| STATED GOAL |
Repeat the whole of the data, keeping every detail the same.

(Data entries)

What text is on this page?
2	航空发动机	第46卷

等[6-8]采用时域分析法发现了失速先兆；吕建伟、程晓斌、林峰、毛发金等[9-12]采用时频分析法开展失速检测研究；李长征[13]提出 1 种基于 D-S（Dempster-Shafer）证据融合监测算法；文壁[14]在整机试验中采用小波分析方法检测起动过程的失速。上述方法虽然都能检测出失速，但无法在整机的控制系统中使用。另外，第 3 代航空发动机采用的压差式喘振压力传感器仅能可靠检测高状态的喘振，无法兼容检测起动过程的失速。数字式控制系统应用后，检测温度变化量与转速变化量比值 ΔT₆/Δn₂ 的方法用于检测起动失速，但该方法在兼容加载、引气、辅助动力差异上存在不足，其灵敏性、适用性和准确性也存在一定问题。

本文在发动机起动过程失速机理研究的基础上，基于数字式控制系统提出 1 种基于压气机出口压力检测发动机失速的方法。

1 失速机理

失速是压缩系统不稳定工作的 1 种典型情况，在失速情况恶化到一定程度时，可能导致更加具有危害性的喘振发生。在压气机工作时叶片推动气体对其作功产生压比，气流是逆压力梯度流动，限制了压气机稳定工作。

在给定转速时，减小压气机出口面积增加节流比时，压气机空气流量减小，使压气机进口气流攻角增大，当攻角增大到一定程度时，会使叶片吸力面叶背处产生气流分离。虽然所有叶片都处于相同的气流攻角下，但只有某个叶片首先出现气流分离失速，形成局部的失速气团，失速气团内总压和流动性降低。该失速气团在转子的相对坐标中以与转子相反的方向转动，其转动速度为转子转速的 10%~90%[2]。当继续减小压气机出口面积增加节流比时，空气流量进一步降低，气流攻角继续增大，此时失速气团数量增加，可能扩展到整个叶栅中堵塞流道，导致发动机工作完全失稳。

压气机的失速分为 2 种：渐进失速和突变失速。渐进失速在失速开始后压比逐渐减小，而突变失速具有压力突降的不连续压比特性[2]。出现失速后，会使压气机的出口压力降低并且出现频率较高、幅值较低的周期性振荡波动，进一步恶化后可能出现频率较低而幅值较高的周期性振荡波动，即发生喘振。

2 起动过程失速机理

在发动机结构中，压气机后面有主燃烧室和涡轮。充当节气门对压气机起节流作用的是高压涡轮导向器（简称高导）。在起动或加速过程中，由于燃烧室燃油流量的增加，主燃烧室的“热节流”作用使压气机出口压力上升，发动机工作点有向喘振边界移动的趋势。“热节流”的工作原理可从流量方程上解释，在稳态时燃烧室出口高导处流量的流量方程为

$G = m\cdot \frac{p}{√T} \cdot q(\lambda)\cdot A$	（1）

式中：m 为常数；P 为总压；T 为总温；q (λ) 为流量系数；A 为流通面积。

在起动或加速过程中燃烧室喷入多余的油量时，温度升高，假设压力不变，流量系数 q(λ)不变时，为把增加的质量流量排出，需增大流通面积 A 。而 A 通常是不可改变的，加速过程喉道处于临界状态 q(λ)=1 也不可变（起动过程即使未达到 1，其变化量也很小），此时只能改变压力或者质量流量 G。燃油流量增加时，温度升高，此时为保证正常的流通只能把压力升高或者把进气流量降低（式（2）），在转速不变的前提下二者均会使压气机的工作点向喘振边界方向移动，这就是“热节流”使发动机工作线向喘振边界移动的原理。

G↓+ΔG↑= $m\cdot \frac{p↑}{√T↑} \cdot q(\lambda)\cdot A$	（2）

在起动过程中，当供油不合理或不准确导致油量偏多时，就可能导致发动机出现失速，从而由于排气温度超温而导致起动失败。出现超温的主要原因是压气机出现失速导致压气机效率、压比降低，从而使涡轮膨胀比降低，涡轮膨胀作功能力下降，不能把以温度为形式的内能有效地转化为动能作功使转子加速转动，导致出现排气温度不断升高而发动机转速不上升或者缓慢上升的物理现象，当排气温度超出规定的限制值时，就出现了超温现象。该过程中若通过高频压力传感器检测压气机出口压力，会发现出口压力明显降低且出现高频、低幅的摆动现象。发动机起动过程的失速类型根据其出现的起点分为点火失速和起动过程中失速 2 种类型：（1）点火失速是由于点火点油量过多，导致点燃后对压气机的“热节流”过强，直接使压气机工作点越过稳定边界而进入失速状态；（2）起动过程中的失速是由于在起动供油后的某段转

| SOLVED PROBLEM |
What text is on this page?
2	航空发动机	第46卷

等[6-8]采用时域分析法发现了失速先兆；吕建伟、程晓斌、林峰、毛发金等[9-12]采用时频分析法开展失速检测研究；李长征[13]提出 1 种基于 D-S（Dempster-Shafer）证据融合监测算法；文壁[14]在整机试验中采用小波分析方法检测起动过程的失速。上述方法虽然都能检测出失速，但无法在整机的控制系统中使用。另外，第 3 代航空发动机采用的压差式喘振压力传感器仅能可靠检测高状态的喘振，无法兼容检测起动过程的失速。数字式控制系统应用后，检测温度变化量与转速变化量比值 ΔT₆/Δn₂ 的方法用于检测起动失速，但该方法在兼容加载、引气、辅助动力差异上存在不足，其灵敏性、适用性和准确性也存在一定问题。

本文在发动机起动过程失速机理研究的基础上，基于数字式控制系统提出 1 种基于压气机出口压力检测发动机失速的方法。

1 失速机理

失速是压缩系统不稳定工作的 1 种典型情况，在失速情况恶化到一定程度时，可能导致更加具有危害性的喘振发生。在压气机工作时叶片推动气体对其作功产生压比，气流是逆压力梯度流动，限制了压气机稳定工作。

在给定转速时，减小压气机出口面积增加节流比时，压气机空气流量减小，使压气机进口气流攻角增大，当攻角增大到一定程度时，会使叶片吸力面叶背处产生气流分离。虽然所有叶片都处于相同的气流攻角下，但只有某个叶片首先出现气流分离失速，形成局部的失速气团，失速气团内总压和流动性降低。该失速气团在转子的相对坐标中以与转子相反的方向转动，其转动速度为转子转速的 10%~90%[2]。当继续减小压气机出口面积增加节流比时，空气流量进一步降低，气流攻角继续增大，此时失速气团数量增加，可能扩展到整个叶栅中堵塞流道，导致发动机工作完全失稳。

压气机的失速分为 2 种：渐进失速和突变失速。渐进失速在失速开始后压比逐渐减小，而突变失速具有压力突降的不连续压比特性[2]。出现失速后，会使压气机的出口压力降低并且出现频率较高、幅值较低的周期性振荡波动，进一步恶化后可能出现频率较低而幅值较高的周期性振荡波动，即发生喘振。

2 起动过程失速机理

在发动机结构中，压气机后面有主燃烧室和涡轮。充当节气门对压气机起节流作用的是高压涡轮导向器（简称高导）。在起动或加速过程中，由于燃烧室燃油流量的增加，主燃烧室的“热节流”作用使压气机出口压力上升，发动机工作点有向喘振边界移动的趋势。“热节流”的工作原理可从流量方程上解释，在稳态时燃烧室出口高导处流量的流量方程为

$G = m\cdot \frac{p}{√T} \cdot q(\lambda)\cdot A$	（1）

式中：m 为常数；P 为总压；T 为总温；q (λ) 为流量系数；A 为流通面积。

在起动或加速过程中燃烧室喷入多余的油量时，温度升高，假设压力不变，流量系数 q(λ)不变时，为把增加的质量流量排出，需增大流通面积 A 。而 A 通常是不可改变的，加速过程喉道处于临界状态 q(λ)=1 也不可变（起动过程即使未达到 1，其变化量也很小），此时只能改变压力或者质量流量 G。燃油流量增加时，温度升高，此时为保证正常的流通只能把压力升高或者把进气流量降低（式（2）），在转速不变的前提下二者均会使压气机的工作点向喘振边界方向移动，这就是“热节流”使发动机工作线向喘振边界移动的原理。

G↓+ΔG↑= $m\cdot \frac{p↑}{√T↑} \cdot q(\lambda)\cdot A$	（2）

在起动过程中，当供油不合理或不准确导致油量偏多时，就可能导致发动机出现失速，从而由于排气温度超温而导致起动失败。出现超温的主要原因是压气机出现失速导致压气机效率、压比降低，从而使涡轮膨胀比降低，涡轮膨胀作功能力下降，不能把以温度为形式的内能有效地转化为动能作功使转子加速转动，导致出现排气温度不断升高而发动机转速不上升或者缓慢上升的物理现象，当排气温度超出规定的限制值时，就出现了超温现象。该过程中若通过高频压力传感器检测压气机出口压力，会发现出口压力明显降低且出现高频、低幅的摆动现象。发动机起动过程的失速类型根据其出现的起点分为点火失速和起动过程中失速 2 种类型：（1）点火失速是由于点火点油量过多，导致点燃后对压气机的“热节流”过强，直接使压气机工作点越过稳定边界而进入失速状态；（2）起动过程中的失速是由于在起动供油后的某段转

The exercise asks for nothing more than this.